## Your goal
Identify every line in the records below that contains the word "xlabel", and reproduce each one.

─── Dataset records ───

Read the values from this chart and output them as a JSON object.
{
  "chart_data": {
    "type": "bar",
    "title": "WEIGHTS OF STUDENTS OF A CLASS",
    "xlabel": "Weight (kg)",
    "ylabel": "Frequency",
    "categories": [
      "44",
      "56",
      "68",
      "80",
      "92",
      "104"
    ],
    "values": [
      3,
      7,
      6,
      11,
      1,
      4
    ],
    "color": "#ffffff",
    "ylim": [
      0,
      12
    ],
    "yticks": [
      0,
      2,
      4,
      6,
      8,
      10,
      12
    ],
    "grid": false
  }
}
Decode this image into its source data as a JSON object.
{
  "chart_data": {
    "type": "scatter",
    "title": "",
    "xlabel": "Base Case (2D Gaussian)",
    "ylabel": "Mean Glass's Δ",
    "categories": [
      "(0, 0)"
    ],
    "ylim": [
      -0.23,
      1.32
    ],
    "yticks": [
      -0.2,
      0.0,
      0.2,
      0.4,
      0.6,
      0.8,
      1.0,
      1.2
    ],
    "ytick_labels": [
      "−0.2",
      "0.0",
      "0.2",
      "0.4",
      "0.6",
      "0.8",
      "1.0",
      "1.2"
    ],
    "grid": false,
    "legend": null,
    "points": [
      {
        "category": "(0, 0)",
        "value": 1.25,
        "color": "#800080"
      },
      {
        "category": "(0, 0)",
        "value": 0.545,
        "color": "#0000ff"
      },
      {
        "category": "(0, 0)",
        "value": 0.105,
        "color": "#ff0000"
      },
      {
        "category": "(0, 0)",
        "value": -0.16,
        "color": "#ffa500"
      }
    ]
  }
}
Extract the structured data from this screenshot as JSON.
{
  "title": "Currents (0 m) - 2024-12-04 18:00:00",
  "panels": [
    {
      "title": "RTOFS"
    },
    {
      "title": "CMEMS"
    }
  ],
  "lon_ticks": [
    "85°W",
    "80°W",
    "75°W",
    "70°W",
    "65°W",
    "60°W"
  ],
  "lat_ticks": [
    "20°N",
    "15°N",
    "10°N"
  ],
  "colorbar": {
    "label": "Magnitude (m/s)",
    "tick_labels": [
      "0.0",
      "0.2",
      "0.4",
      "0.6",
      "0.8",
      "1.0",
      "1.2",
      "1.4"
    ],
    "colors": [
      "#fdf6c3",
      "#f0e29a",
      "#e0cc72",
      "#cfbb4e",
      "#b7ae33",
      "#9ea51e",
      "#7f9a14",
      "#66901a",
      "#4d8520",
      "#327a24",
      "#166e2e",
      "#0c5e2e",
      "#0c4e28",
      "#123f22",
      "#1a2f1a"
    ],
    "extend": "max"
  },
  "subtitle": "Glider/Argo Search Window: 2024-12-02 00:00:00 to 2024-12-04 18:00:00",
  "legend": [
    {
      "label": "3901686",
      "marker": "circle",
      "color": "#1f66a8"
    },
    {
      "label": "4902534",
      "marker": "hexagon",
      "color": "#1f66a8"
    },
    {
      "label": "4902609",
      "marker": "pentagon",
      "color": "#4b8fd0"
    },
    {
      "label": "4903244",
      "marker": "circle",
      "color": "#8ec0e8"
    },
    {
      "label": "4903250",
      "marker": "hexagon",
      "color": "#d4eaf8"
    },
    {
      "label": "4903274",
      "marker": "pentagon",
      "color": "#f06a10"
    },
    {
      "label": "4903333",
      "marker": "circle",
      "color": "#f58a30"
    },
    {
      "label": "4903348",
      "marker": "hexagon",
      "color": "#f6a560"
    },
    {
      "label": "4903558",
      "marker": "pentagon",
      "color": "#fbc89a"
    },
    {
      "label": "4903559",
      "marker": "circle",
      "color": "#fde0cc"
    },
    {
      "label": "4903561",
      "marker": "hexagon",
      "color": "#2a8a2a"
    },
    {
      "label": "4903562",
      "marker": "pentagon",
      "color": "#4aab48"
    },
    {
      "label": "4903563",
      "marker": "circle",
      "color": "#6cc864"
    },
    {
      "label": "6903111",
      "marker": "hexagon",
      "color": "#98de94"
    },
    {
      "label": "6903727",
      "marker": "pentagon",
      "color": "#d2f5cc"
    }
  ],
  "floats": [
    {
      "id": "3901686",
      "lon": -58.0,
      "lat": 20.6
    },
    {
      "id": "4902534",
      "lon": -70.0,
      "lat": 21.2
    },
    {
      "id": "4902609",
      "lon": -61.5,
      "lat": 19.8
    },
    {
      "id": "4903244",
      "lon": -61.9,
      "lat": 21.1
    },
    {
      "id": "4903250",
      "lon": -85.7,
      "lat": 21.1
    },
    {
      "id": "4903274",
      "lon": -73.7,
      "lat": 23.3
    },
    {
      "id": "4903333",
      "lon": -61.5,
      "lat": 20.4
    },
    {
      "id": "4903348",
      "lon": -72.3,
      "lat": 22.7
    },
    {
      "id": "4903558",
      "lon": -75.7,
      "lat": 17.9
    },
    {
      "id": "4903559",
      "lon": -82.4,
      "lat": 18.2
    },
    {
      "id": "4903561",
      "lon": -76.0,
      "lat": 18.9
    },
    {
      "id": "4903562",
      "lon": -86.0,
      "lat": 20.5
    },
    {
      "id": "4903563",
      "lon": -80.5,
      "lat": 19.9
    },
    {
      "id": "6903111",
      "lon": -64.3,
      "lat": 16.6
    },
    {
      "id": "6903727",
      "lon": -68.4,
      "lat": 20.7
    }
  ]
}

───

## Solution
    "xlabel": "Weight (kg)",
    "xlabel": "Base Case (2D Gaussian)",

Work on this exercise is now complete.